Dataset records
************

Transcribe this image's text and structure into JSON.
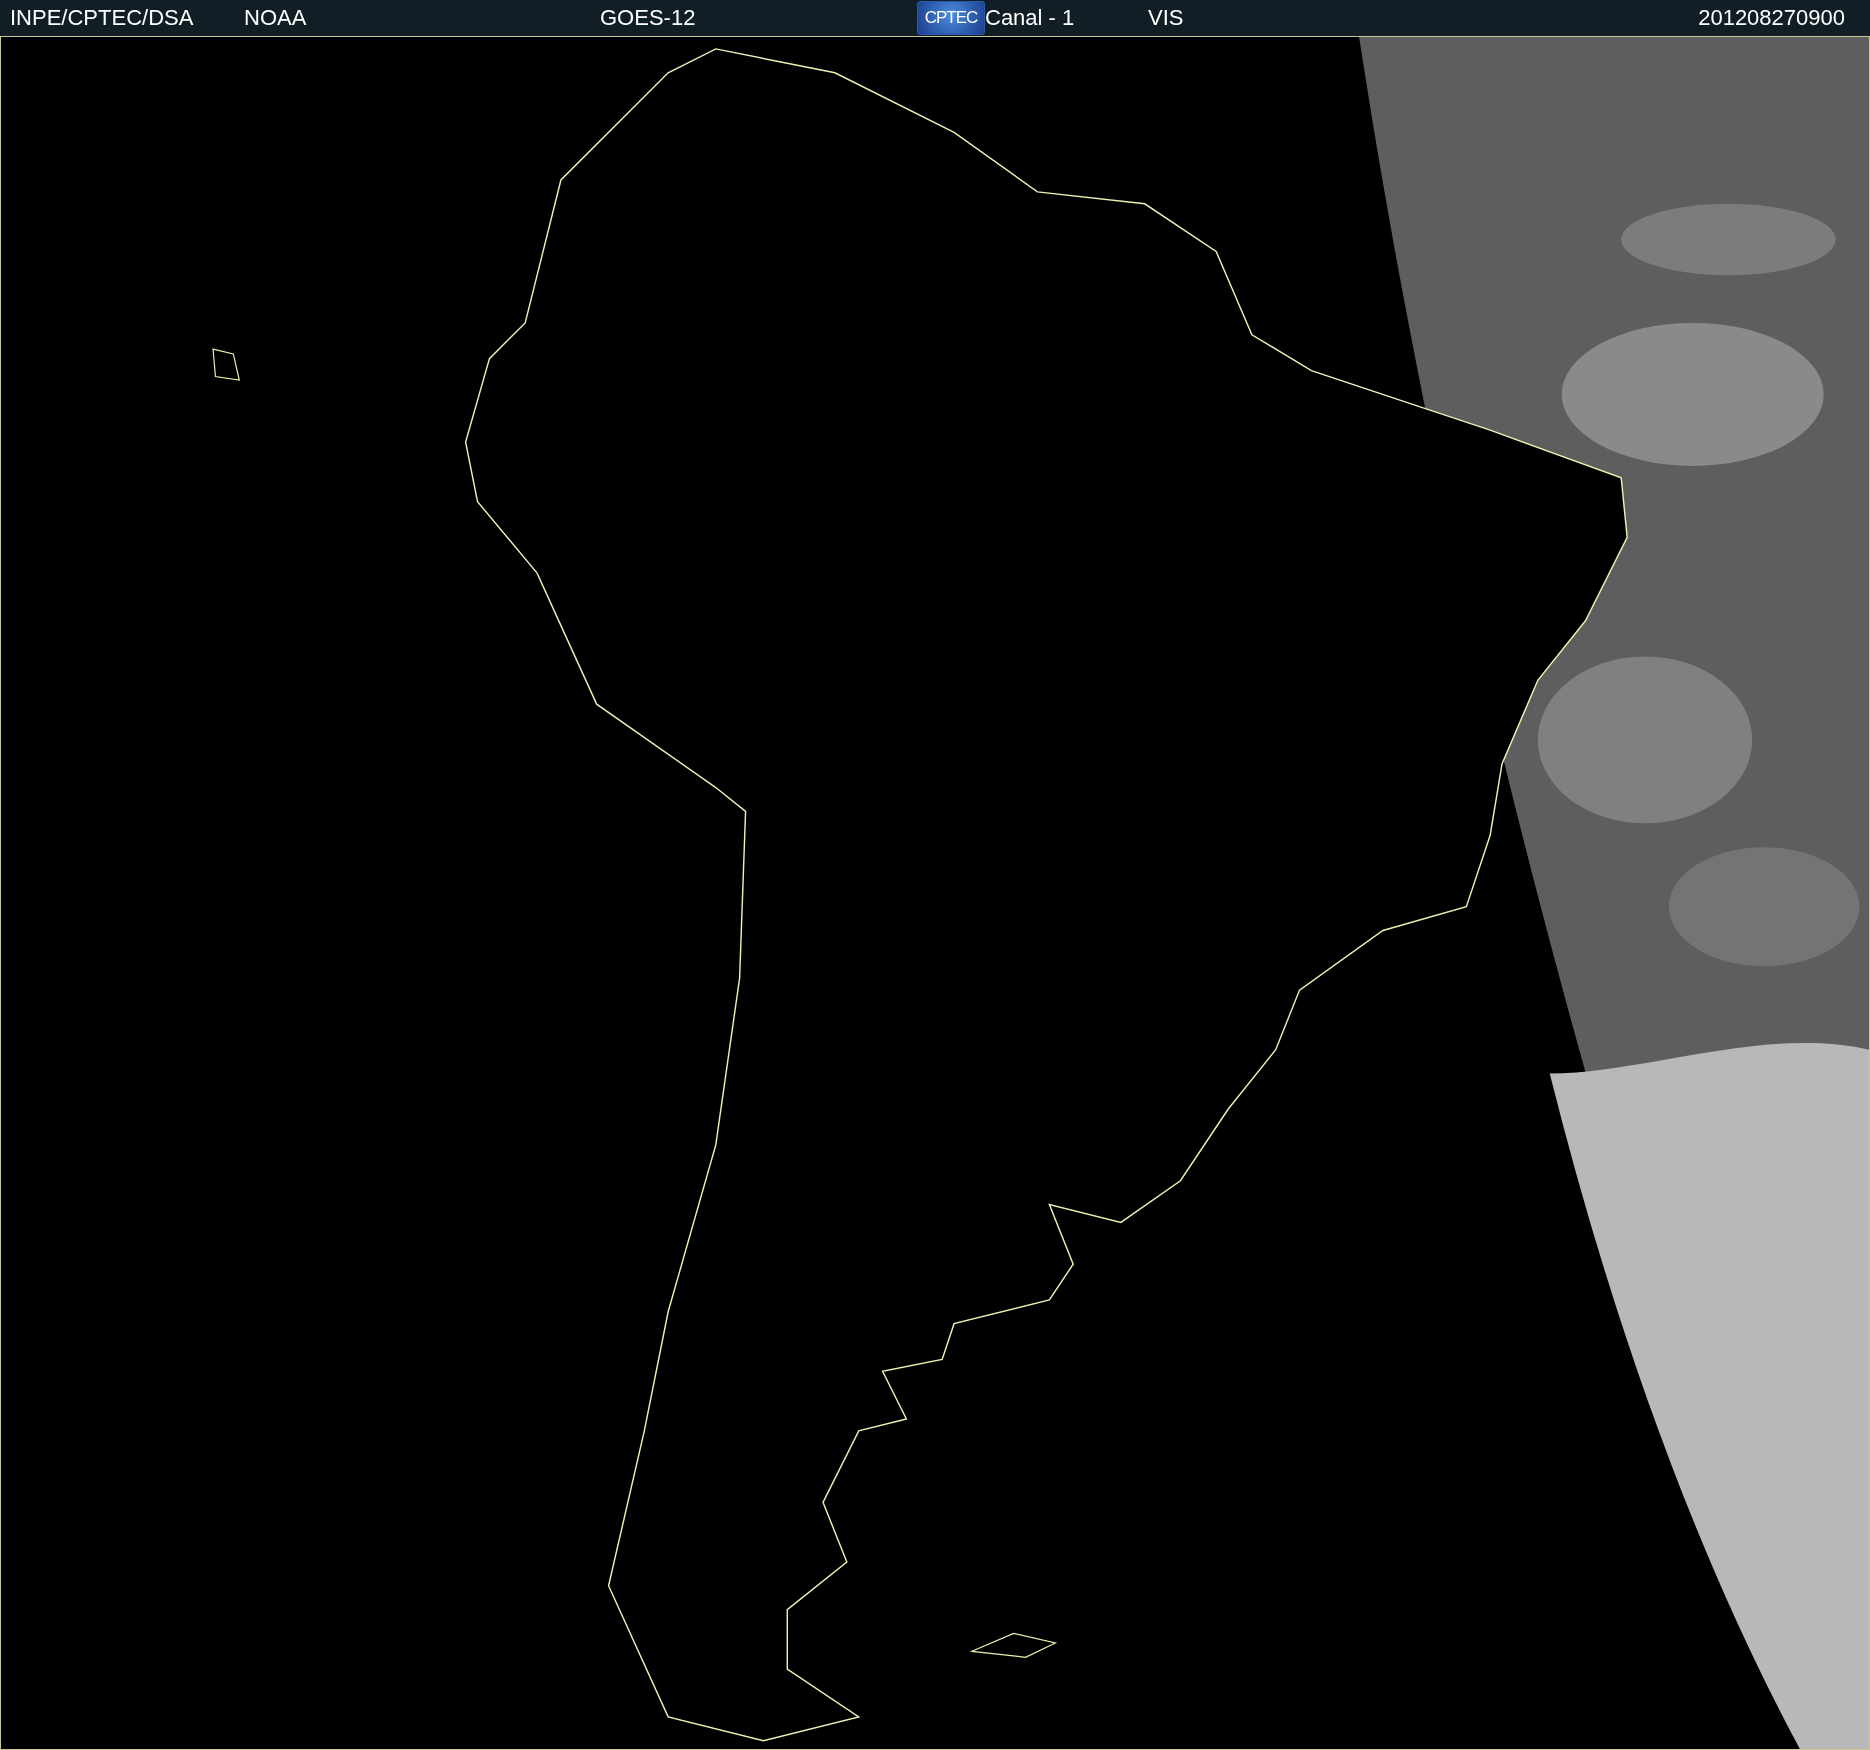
{
  "header": {
    "items": [
      {
        "kind": "text",
        "text": "INPE/CPTEC/DSA"
      },
      {
        "kind": "text",
        "text": "NOAA"
      },
      {
        "kind": "text",
        "text": "GOES-12"
      },
      {
        "kind": "logo",
        "text": "CPTEC"
      },
      {
        "kind": "text",
        "text": "Canal - 1"
      },
      {
        "kind": "text",
        "text": "VIS"
      },
      {
        "kind": "text",
        "text": "201208270900"
      }
    ]
  }
}
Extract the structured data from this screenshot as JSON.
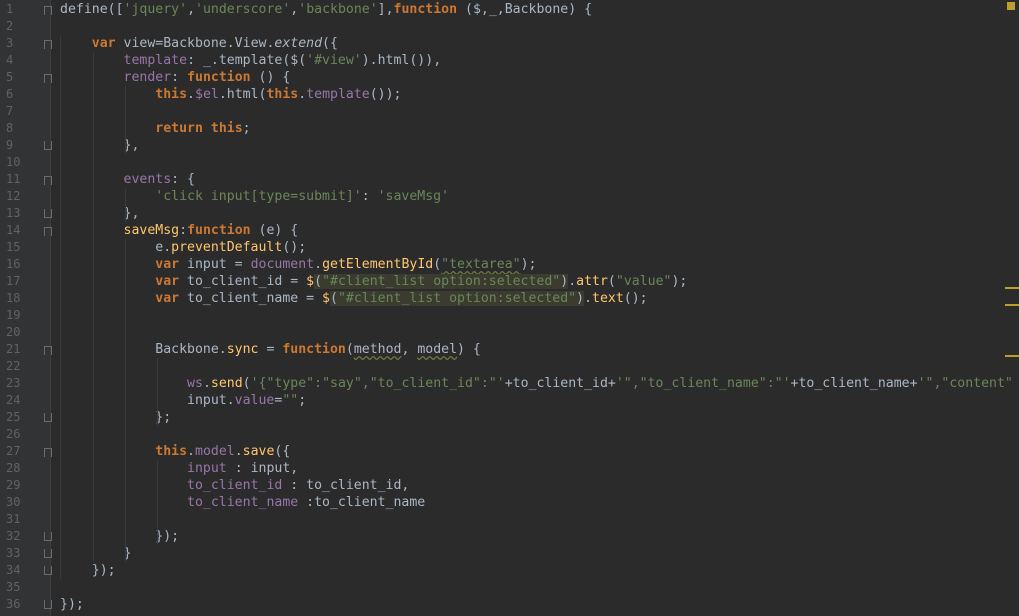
{
  "editor": {
    "language": "javascript",
    "line_numbers": [
      "1",
      "2",
      "3",
      "4",
      "5",
      "6",
      "7",
      "8",
      "9",
      "10",
      "11",
      "12",
      "13",
      "14",
      "15",
      "16",
      "17",
      "18",
      "19",
      "20",
      "21",
      "22",
      "23",
      "24",
      "25",
      "26",
      "27",
      "28",
      "29",
      "30",
      "31",
      "32",
      "33",
      "34",
      "35",
      "36"
    ],
    "lines": [
      [
        {
          "t": "define(["
        },
        {
          "t": "'jquery'",
          "c": "str"
        },
        {
          "t": ","
        },
        {
          "t": "'underscore'",
          "c": "str"
        },
        {
          "t": ","
        },
        {
          "t": "'backbone'",
          "c": "str"
        },
        {
          "t": "],"
        },
        {
          "t": "function",
          "c": "kw"
        },
        {
          "t": " ($,_,Backbone) {"
        }
      ],
      [],
      [
        {
          "t": "    "
        },
        {
          "t": "var",
          "c": "kw"
        },
        {
          "t": " view=Backbone.View."
        },
        {
          "t": "extend",
          "c": "it"
        },
        {
          "t": "({"
        }
      ],
      [
        {
          "t": "        "
        },
        {
          "t": "template",
          "c": "prop"
        },
        {
          "t": ": _.template($("
        },
        {
          "t": "'#view'",
          "c": "str"
        },
        {
          "t": ").html()),"
        }
      ],
      [
        {
          "t": "        "
        },
        {
          "t": "render",
          "c": "prop"
        },
        {
          "t": ": "
        },
        {
          "t": "function",
          "c": "kw"
        },
        {
          "t": " () {"
        }
      ],
      [
        {
          "t": "            "
        },
        {
          "t": "this",
          "c": "kw"
        },
        {
          "t": "."
        },
        {
          "t": "$el",
          "c": "prop"
        },
        {
          "t": ".html("
        },
        {
          "t": "this",
          "c": "kw"
        },
        {
          "t": "."
        },
        {
          "t": "template",
          "c": "prop"
        },
        {
          "t": "());"
        }
      ],
      [],
      [
        {
          "t": "            "
        },
        {
          "t": "return",
          "c": "kw"
        },
        {
          "t": " "
        },
        {
          "t": "this",
          "c": "kw"
        },
        {
          "t": ";"
        }
      ],
      [
        {
          "t": "        },"
        }
      ],
      [],
      [
        {
          "t": "        "
        },
        {
          "t": "events",
          "c": "prop"
        },
        {
          "t": ": {"
        }
      ],
      [
        {
          "t": "            "
        },
        {
          "t": "'click input[type=submit]'",
          "c": "str"
        },
        {
          "t": ": "
        },
        {
          "t": "'saveMsg'",
          "c": "str"
        }
      ],
      [
        {
          "t": "        },"
        }
      ],
      [
        {
          "t": "        "
        },
        {
          "t": "saveMsg",
          "c": "fn"
        },
        {
          "t": ":"
        },
        {
          "t": "function",
          "c": "kw"
        },
        {
          "t": " (e) {"
        }
      ],
      [
        {
          "t": "            e."
        },
        {
          "t": "preventDefault",
          "c": "fn"
        },
        {
          "t": "();"
        }
      ],
      [
        {
          "t": "            "
        },
        {
          "t": "var",
          "c": "kw"
        },
        {
          "t": " input = "
        },
        {
          "t": "document",
          "c": "prop"
        },
        {
          "t": "."
        },
        {
          "t": "getElementById",
          "c": "fn"
        },
        {
          "t": "("
        },
        {
          "t": "\"textarea\"",
          "c": "str uw"
        },
        {
          "t": ");"
        }
      ],
      [
        {
          "t": "            "
        },
        {
          "t": "var",
          "c": "kw"
        },
        {
          "t": " to_client_id = "
        },
        {
          "t": "$",
          "c": "fn"
        },
        {
          "t": "(",
          "c": "hl"
        },
        {
          "t": "\"#client_list option:selected\"",
          "c": "str hl"
        },
        {
          "t": ")",
          "c": "hl"
        },
        {
          "t": "."
        },
        {
          "t": "attr",
          "c": "fn"
        },
        {
          "t": "("
        },
        {
          "t": "\"value\"",
          "c": "str"
        },
        {
          "t": ");"
        }
      ],
      [
        {
          "t": "            "
        },
        {
          "t": "var",
          "c": "kw"
        },
        {
          "t": " to_client_name = "
        },
        {
          "t": "$",
          "c": "fn"
        },
        {
          "t": "(",
          "c": "hl"
        },
        {
          "t": "\"#client_list option:selected\"",
          "c": "str hl"
        },
        {
          "t": ")",
          "c": "hl"
        },
        {
          "t": "."
        },
        {
          "t": "text",
          "c": "fn"
        },
        {
          "t": "();"
        }
      ],
      [],
      [],
      [
        {
          "t": "            Backbone."
        },
        {
          "t": "sync",
          "c": "fn"
        },
        {
          "t": " = "
        },
        {
          "t": "function",
          "c": "kw"
        },
        {
          "t": "("
        },
        {
          "t": "method",
          "c": "uw"
        },
        {
          "t": ", "
        },
        {
          "t": "model",
          "c": "uw"
        },
        {
          "t": ") {"
        }
      ],
      [],
      [
        {
          "t": "                "
        },
        {
          "t": "ws",
          "c": "prop"
        },
        {
          "t": "."
        },
        {
          "t": "send",
          "c": "fn"
        },
        {
          "t": "("
        },
        {
          "t": "'{\"type\":\"say\",\"to_client_id\":\"'",
          "c": "str"
        },
        {
          "t": "+to_client_id+"
        },
        {
          "t": "'\",\"to_client_name\":\"'",
          "c": "str"
        },
        {
          "t": "+to_client_name+"
        },
        {
          "t": "'\",\"content\"",
          "c": "str"
        }
      ],
      [
        {
          "t": "                input."
        },
        {
          "t": "value",
          "c": "prop"
        },
        {
          "t": "="
        },
        {
          "t": "\"\"",
          "c": "str"
        },
        {
          "t": ";"
        }
      ],
      [
        {
          "t": "            };"
        }
      ],
      [],
      [
        {
          "t": "            "
        },
        {
          "t": "this",
          "c": "kw"
        },
        {
          "t": "."
        },
        {
          "t": "model",
          "c": "prop"
        },
        {
          "t": "."
        },
        {
          "t": "save",
          "c": "fn"
        },
        {
          "t": "({"
        }
      ],
      [
        {
          "t": "                "
        },
        {
          "t": "input",
          "c": "prop"
        },
        {
          "t": " : input,"
        }
      ],
      [
        {
          "t": "                "
        },
        {
          "t": "to_client_id",
          "c": "prop"
        },
        {
          "t": " : to_client_id,"
        }
      ],
      [
        {
          "t": "                "
        },
        {
          "t": "to_client_name",
          "c": "prop"
        },
        {
          "t": " :to_client_name"
        }
      ],
      [],
      [
        {
          "t": "            });"
        }
      ],
      [
        {
          "t": "        }"
        }
      ],
      [
        {
          "t": "    });"
        }
      ],
      [],
      [
        {
          "t": "});"
        }
      ]
    ]
  },
  "colors": {
    "background": "#2b2b2b",
    "gutter": "#313335",
    "keyword": "#cc7832",
    "string": "#6a8759",
    "property": "#9876aa",
    "function": "#ffc66d",
    "text": "#a9b7c6",
    "marker": "#bb9e2e"
  }
}
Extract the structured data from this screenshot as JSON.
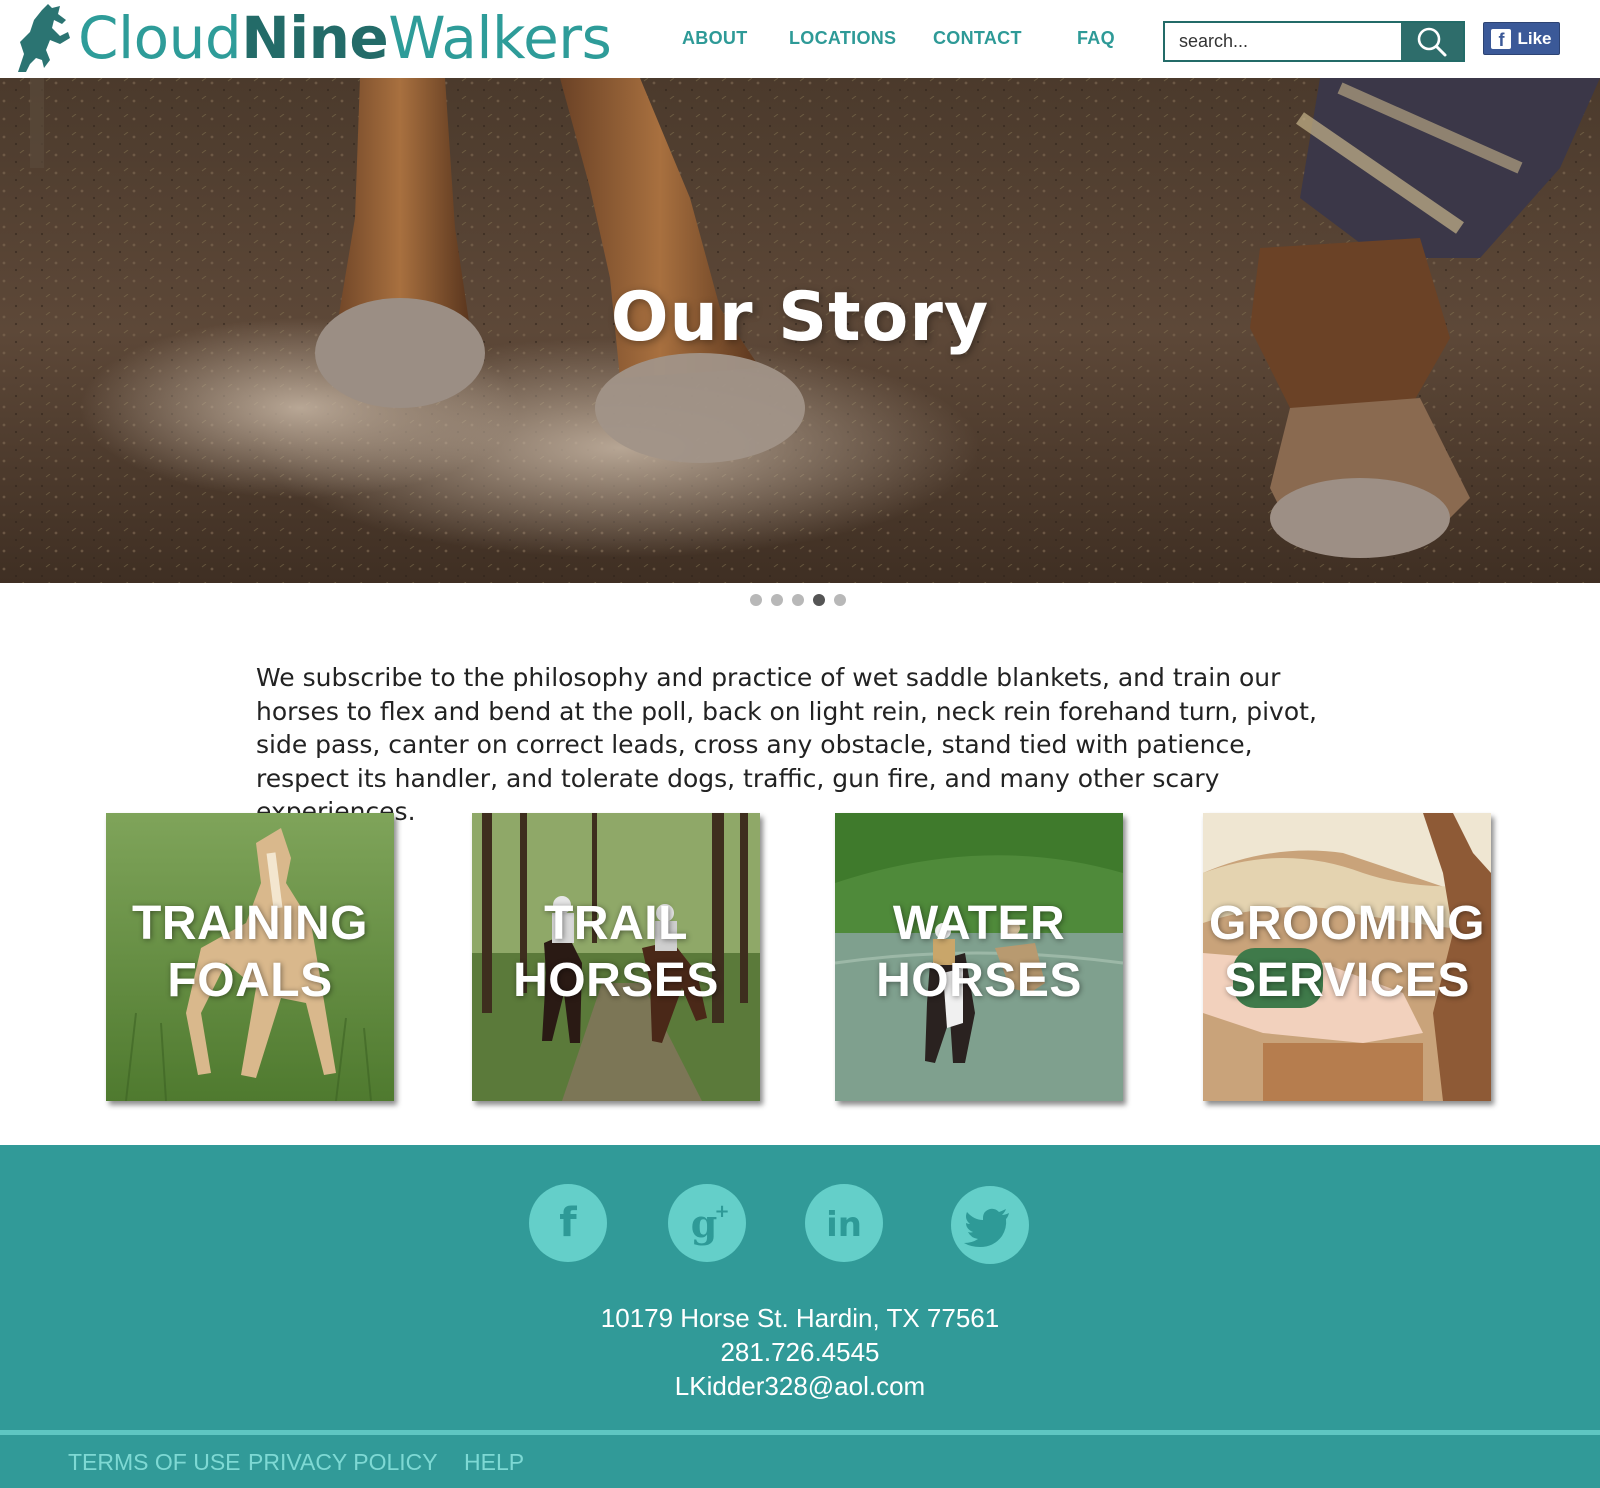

************

Problem to solve:
Each line containing "type" counts once; state the total number of such lines and nothing else.

Exercise response:
2